# Entries start

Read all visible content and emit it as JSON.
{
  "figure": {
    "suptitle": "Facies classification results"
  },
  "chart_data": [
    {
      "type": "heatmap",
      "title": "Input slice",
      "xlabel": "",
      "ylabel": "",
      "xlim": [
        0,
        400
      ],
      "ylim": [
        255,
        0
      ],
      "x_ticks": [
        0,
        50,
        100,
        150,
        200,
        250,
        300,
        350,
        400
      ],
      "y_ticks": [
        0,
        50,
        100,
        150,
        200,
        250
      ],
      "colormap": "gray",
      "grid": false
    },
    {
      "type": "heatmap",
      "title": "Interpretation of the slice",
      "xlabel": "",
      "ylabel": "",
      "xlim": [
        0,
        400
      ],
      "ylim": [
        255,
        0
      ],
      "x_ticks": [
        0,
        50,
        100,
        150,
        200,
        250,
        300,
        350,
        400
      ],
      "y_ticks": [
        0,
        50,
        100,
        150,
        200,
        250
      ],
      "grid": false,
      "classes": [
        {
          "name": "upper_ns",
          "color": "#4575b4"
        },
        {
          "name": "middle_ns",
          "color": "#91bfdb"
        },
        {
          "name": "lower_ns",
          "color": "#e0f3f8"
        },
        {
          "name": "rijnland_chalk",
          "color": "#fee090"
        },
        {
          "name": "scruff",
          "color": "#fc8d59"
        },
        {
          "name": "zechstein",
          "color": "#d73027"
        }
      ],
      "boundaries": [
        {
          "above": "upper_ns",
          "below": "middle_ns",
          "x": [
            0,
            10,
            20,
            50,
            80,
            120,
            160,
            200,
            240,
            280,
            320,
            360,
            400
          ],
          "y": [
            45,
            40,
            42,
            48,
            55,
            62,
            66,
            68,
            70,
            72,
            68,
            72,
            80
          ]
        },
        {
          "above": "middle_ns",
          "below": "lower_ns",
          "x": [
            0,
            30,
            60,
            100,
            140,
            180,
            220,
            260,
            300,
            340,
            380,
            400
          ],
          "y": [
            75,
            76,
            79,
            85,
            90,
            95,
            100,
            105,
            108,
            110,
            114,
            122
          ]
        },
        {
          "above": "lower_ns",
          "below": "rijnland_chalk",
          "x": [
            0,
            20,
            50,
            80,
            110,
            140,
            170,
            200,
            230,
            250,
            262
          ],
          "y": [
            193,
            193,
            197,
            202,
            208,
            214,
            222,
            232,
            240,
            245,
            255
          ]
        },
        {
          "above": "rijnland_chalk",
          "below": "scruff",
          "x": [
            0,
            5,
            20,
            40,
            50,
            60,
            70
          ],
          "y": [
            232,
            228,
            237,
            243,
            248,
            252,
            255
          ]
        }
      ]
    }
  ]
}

# Entries end

■ Task statement ■
Write out every line of the listing that holds the word "below".

■ Task solution ■
          "below": "middle_ns",
          "below": "lower_ns",
          "below": "rijnland_chalk",
          "below": "scruff",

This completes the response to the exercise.